Dataset excerpts:
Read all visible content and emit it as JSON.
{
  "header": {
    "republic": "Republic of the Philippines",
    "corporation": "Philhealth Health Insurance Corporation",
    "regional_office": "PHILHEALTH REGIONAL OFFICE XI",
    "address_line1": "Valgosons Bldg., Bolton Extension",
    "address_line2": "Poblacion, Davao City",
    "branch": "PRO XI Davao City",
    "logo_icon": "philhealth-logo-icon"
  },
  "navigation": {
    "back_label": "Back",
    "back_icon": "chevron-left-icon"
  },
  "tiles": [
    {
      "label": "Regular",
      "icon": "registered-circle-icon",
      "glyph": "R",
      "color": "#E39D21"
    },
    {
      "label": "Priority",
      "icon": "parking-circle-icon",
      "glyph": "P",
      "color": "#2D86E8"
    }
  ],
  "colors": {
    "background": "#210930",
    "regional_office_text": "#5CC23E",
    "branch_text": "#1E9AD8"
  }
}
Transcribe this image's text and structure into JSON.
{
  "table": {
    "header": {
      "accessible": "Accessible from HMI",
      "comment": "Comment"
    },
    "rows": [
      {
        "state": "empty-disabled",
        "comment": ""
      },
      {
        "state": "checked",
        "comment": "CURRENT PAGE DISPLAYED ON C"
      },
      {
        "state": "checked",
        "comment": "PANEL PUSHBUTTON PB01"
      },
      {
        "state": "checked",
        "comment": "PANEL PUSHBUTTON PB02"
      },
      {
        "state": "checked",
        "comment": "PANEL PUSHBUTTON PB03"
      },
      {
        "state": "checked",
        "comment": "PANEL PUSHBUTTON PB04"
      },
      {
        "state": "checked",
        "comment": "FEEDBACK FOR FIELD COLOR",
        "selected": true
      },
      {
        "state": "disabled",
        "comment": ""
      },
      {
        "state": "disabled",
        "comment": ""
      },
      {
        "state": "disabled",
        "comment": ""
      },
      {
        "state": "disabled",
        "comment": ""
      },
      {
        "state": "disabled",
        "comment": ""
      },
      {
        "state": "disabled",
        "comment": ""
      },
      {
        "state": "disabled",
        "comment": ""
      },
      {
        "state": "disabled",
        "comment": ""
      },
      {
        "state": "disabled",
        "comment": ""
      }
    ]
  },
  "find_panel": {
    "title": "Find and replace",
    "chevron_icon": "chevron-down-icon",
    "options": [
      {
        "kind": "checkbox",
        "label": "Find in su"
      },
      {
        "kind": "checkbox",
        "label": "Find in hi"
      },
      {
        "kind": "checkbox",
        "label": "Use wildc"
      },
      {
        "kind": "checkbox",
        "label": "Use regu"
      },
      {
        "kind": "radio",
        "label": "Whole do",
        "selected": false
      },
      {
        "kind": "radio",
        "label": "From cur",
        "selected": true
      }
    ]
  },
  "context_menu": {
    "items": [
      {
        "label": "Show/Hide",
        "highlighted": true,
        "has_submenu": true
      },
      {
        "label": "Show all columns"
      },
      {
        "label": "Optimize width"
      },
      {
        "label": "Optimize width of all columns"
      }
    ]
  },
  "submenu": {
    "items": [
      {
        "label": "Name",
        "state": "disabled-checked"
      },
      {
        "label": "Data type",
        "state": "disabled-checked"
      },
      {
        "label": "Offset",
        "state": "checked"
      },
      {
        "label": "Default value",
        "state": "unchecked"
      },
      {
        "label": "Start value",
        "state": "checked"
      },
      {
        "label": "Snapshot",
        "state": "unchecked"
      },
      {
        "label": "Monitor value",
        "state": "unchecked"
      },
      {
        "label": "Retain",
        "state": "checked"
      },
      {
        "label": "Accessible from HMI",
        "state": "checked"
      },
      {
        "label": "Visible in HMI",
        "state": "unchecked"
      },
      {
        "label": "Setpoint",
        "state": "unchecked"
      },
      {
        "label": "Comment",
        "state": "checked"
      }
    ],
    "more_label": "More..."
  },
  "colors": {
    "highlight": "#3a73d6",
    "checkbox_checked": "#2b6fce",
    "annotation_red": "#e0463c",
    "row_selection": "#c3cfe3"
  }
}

- [Job]:
Tally up the lines with the word "Davao" in them, and answer with that number by itself.

- [Exercise answer]:
2